* Required task: Copy out every line of the entries below word for word, without changing anything.

Rows from a layout dataset:
════════════════════
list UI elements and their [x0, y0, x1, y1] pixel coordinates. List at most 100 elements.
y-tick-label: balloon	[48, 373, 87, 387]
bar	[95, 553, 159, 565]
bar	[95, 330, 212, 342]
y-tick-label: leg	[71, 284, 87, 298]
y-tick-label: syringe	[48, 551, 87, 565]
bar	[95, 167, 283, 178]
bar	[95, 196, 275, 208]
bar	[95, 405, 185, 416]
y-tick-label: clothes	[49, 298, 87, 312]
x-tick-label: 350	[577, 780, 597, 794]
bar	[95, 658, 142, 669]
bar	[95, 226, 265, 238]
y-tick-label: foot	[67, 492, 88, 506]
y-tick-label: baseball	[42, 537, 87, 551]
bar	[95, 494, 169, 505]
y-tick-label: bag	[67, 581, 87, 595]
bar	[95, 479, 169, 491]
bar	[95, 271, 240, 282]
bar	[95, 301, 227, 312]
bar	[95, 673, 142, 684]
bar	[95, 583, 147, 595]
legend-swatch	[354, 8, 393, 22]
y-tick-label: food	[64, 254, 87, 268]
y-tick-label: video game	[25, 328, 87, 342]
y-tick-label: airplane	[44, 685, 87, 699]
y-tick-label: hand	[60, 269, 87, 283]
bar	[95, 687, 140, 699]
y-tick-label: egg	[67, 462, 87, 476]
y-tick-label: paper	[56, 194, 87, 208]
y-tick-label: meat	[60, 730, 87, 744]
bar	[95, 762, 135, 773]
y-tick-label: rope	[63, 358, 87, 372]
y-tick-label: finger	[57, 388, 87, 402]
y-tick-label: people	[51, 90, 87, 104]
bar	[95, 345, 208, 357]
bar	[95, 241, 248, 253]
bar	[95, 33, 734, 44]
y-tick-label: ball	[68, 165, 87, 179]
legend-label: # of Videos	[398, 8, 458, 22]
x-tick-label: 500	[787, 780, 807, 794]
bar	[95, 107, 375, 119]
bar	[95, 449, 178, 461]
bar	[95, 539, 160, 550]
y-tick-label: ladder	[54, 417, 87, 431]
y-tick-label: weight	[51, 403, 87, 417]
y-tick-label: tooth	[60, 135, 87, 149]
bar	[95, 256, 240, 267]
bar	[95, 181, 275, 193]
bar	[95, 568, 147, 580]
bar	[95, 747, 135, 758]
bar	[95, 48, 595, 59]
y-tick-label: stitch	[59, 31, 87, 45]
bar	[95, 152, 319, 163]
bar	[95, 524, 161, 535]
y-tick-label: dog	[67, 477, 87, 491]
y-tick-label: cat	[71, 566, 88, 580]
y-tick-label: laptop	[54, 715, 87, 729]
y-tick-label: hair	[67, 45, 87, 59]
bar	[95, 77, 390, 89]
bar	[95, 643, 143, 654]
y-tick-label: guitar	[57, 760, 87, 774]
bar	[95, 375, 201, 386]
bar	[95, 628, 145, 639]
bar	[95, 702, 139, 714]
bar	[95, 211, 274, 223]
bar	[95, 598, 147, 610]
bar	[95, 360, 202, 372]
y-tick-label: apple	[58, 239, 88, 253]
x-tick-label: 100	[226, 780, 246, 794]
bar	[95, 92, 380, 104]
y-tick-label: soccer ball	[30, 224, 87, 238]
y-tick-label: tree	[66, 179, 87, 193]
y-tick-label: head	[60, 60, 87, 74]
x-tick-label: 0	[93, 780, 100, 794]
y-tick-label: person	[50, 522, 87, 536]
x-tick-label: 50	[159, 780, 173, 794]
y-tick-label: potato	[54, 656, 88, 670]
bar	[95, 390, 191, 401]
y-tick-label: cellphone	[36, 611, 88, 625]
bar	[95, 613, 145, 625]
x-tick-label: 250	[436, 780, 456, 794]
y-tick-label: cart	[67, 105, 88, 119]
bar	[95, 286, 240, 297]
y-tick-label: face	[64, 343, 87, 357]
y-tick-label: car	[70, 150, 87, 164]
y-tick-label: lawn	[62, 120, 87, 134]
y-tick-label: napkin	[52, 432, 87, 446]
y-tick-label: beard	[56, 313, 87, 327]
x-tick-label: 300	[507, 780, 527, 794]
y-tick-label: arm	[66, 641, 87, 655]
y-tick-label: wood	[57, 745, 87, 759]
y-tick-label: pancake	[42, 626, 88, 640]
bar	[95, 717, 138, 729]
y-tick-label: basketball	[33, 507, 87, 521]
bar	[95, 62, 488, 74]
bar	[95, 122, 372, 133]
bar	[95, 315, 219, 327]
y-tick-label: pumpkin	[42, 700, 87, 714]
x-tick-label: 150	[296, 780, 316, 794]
════════════════════
* Solution to this task:
list UI elements and their [x0, y0, x1, y1] pixel coordinates. List at most 100 elements.
y-tick-label: balloon	[48, 373, 87, 387]
bar	[95, 553, 159, 565]
bar	[95, 330, 212, 342]
y-tick-label: leg	[71, 284, 87, 298]
y-tick-label: syringe	[48, 551, 87, 565]
bar	[95, 167, 283, 178]
bar	[95, 196, 275, 208]
bar	[95, 405, 185, 416]
y-tick-label: clothes	[49, 298, 87, 312]
x-tick-label: 350	[577, 780, 597, 794]
bar	[95, 658, 142, 669]
bar	[95, 226, 265, 238]
y-tick-label: foot	[67, 492, 88, 506]
y-tick-label: baseball	[42, 537, 87, 551]
bar	[95, 494, 169, 505]
y-tick-label: bag	[67, 581, 87, 595]
bar	[95, 479, 169, 491]
bar	[95, 271, 240, 282]
bar	[95, 301, 227, 312]
bar	[95, 673, 142, 684]
bar	[95, 583, 147, 595]
legend-swatch	[354, 8, 393, 22]
y-tick-label: food	[64, 254, 87, 268]
y-tick-label: video game	[25, 328, 87, 342]
y-tick-label: airplane	[44, 685, 87, 699]
y-tick-label: hand	[60, 269, 87, 283]
bar	[95, 687, 140, 699]
y-tick-label: egg	[67, 462, 87, 476]
y-tick-label: paper	[56, 194, 87, 208]
y-tick-label: meat	[60, 730, 87, 744]
bar	[95, 762, 135, 773]
y-tick-label: rope	[63, 358, 87, 372]
y-tick-label: finger	[57, 388, 87, 402]
y-tick-label: people	[51, 90, 87, 104]
bar	[95, 345, 208, 357]
bar	[95, 241, 248, 253]
bar	[95, 33, 734, 44]
y-tick-label: ball	[68, 165, 87, 179]
legend-label: # of Videos	[398, 8, 458, 22]
x-tick-label: 500	[787, 780, 807, 794]
bar	[95, 107, 375, 119]
bar	[95, 449, 178, 461]
bar	[95, 539, 160, 550]
y-tick-label: ladder	[54, 417, 87, 431]
y-tick-label: weight	[51, 403, 87, 417]
y-tick-label: tooth	[60, 135, 87, 149]
bar	[95, 256, 240, 267]
bar	[95, 181, 275, 193]
bar	[95, 568, 147, 580]
bar	[95, 747, 135, 758]
bar	[95, 48, 595, 59]
y-tick-label: stitch	[59, 31, 87, 45]
bar	[95, 152, 319, 163]
bar	[95, 524, 161, 535]
y-tick-label: dog	[67, 477, 87, 491]
y-tick-label: cat	[71, 566, 88, 580]
y-tick-label: laptop	[54, 715, 87, 729]
y-tick-label: hair	[67, 45, 87, 59]
bar	[95, 77, 390, 89]
bar	[95, 643, 143, 654]
y-tick-label: guitar	[57, 760, 87, 774]
bar	[95, 375, 201, 386]
bar	[95, 628, 145, 639]
bar	[95, 702, 139, 714]
bar	[95, 211, 274, 223]
bar	[95, 598, 147, 610]
bar	[95, 360, 202, 372]
y-tick-label: apple	[58, 239, 88, 253]
x-tick-label: 100	[226, 780, 246, 794]
bar	[95, 92, 380, 104]
y-tick-label: soccer ball	[30, 224, 87, 238]
y-tick-label: tree	[66, 179, 87, 193]
y-tick-label: head	[60, 60, 87, 74]
x-tick-label: 0	[93, 780, 100, 794]
y-tick-label: person	[50, 522, 87, 536]
x-tick-label: 50	[159, 780, 173, 794]
y-tick-label: potato	[54, 656, 88, 670]
bar	[95, 390, 191, 401]
y-tick-label: cellphone	[36, 611, 88, 625]
bar	[95, 613, 145, 625]
x-tick-label: 250	[436, 780, 456, 794]
y-tick-label: cart	[67, 105, 88, 119]
bar	[95, 286, 240, 297]
y-tick-label: face	[64, 343, 87, 357]
y-tick-label: car	[70, 150, 87, 164]
y-tick-label: lawn	[62, 120, 87, 134]
y-tick-label: napkin	[52, 432, 87, 446]
y-tick-label: beard	[56, 313, 87, 327]
x-tick-label: 300	[507, 780, 527, 794]
y-tick-label: arm	[66, 641, 87, 655]
y-tick-label: wood	[57, 745, 87, 759]
y-tick-label: pancake	[42, 626, 88, 640]
bar	[95, 717, 138, 729]
y-tick-label: basketball	[33, 507, 87, 521]
bar	[95, 62, 488, 74]
bar	[95, 122, 372, 133]
bar	[95, 315, 219, 327]
y-tick-label: pumpkin	[42, 700, 87, 714]
x-tick-label: 150	[296, 780, 316, 794]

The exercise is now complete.